----- Supplied data -----

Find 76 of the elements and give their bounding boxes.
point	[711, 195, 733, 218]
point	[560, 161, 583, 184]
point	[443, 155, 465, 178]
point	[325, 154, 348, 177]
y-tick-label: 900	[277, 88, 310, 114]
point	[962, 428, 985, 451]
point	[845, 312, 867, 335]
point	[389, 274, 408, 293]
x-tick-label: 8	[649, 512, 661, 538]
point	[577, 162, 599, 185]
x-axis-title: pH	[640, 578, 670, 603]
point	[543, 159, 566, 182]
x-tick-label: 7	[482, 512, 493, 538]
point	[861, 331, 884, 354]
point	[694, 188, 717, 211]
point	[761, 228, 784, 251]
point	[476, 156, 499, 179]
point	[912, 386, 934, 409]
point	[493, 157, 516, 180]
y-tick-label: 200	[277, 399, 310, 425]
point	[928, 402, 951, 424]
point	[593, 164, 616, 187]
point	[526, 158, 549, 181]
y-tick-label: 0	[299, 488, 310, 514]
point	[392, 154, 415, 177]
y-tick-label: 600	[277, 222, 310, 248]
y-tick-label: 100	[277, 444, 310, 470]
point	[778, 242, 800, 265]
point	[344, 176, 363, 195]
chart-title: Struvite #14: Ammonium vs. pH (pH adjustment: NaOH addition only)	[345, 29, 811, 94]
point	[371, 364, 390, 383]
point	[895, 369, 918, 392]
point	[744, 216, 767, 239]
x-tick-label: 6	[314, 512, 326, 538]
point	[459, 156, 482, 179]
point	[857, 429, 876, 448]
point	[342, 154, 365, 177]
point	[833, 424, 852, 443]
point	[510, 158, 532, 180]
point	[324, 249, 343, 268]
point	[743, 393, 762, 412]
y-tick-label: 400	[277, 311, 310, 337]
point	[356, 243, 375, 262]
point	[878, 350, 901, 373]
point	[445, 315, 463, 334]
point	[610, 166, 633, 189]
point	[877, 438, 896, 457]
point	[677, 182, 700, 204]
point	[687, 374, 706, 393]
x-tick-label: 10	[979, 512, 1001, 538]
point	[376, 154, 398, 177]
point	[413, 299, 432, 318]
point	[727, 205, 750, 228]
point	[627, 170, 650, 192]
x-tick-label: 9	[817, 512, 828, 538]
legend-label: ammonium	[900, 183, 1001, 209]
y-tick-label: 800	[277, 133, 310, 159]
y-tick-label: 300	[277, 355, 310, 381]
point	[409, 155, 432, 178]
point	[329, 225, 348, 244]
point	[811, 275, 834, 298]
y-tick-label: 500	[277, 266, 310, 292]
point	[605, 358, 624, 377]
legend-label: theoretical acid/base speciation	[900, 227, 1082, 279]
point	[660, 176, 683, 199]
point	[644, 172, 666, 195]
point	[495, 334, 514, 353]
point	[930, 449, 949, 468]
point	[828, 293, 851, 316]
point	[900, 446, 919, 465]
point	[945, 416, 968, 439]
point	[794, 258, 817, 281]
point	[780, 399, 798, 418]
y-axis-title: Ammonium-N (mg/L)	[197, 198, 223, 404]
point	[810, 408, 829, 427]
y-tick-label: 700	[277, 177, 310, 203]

-----

Instruction → Extract every line of the records above that contains the string "title". Case matters.

Task result →
x-axis-title: pH	[640, 578, 670, 603]
chart-title: Struvite #14: Ammonium vs. pH (pH adjustment: NaOH addition only)	[345, 29, 811, 94]
y-axis-title: Ammonium-N (mg/L)	[197, 198, 223, 404]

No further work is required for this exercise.